Zimbabwe Report
Sorry that it has taken me so long to write a report on my trip to Zimbabwe, but knowing how long this report was going to be made it difficult to begin. I’ve got a little time to sit down and write about it now though, so here goes!
I left on Tuesday, August 8 for the two-day excursion to get me to Zimbabwe. The trip involved 4 planes in 4 countries on 3 continents, and over 22 hours in the air. That’s not a whole lot of fun when you’re in economy class and you’re 6’3. But I made it safely into Harare and didn’t have any problems with connections or anything like that. I even missed all of the chaos that happened in London Heathrow. I learned about that when I landed in Johannesburg, so it all happened while I was in the air from Heathrow. Thankfully I missed that because there was another guy that was supposed to be on our team who got stuck by that and had to cancel.
When I finally got to Harare I ran into some trouble though. I went to the desk to get my VISA before I cleared customs and was told that I needed to get the address of where I was going, which I didn’t have, so I was to go out into the lobby area to meet the people who were picking me up, who I didn’t know, and find out an address. Then I would go back in and pick up my VISA, passport, and luggage. So I go out into the lobby and there is no one out there waiting for me. In fact, there is almost no one in the airport at all. It looks like a ghost town. All of the shops are even closed. So I start to freak out a little bit. I had a couple of numbers of people who I had been dealing with, one in Zimbabwe and 2 numbers in the US, but I had no idea if they could help me. To make things worse, the one number for the person in Zimbabwe didn’t even work. So I find a phonebook and get the address of the Zimbabwe OM office and take that address into the VISA person and am at least able to get my belongings back. Then I go out into the waiting area and try to figure out what to do.

**DATASET CONTENT:**

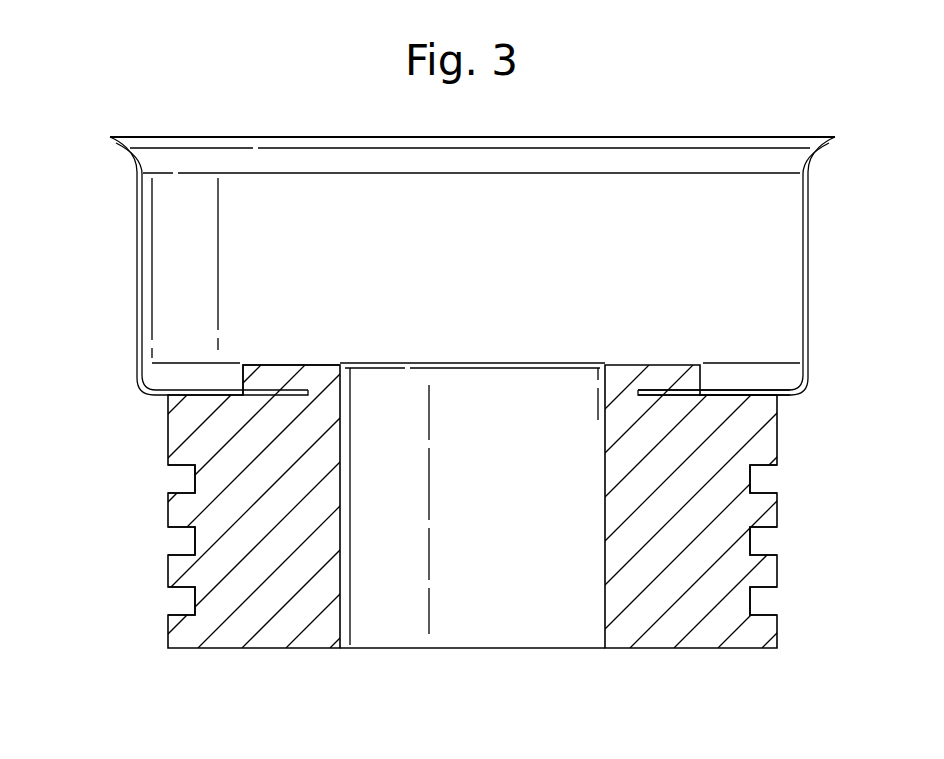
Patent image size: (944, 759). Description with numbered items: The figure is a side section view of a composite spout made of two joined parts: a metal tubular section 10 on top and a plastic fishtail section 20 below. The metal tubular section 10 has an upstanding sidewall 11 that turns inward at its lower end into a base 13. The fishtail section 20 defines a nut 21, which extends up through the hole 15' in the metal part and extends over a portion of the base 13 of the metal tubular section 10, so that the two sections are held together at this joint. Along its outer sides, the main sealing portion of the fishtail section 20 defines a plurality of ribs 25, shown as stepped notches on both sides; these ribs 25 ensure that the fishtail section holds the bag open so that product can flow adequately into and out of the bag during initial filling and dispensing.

**PROBLEM DETAILS:** In the Zimbabwe trip report, whose address did the writer find in a phonebook and take to the visa desk?

**SOLUTION:** The Zimbabwe OM office's address.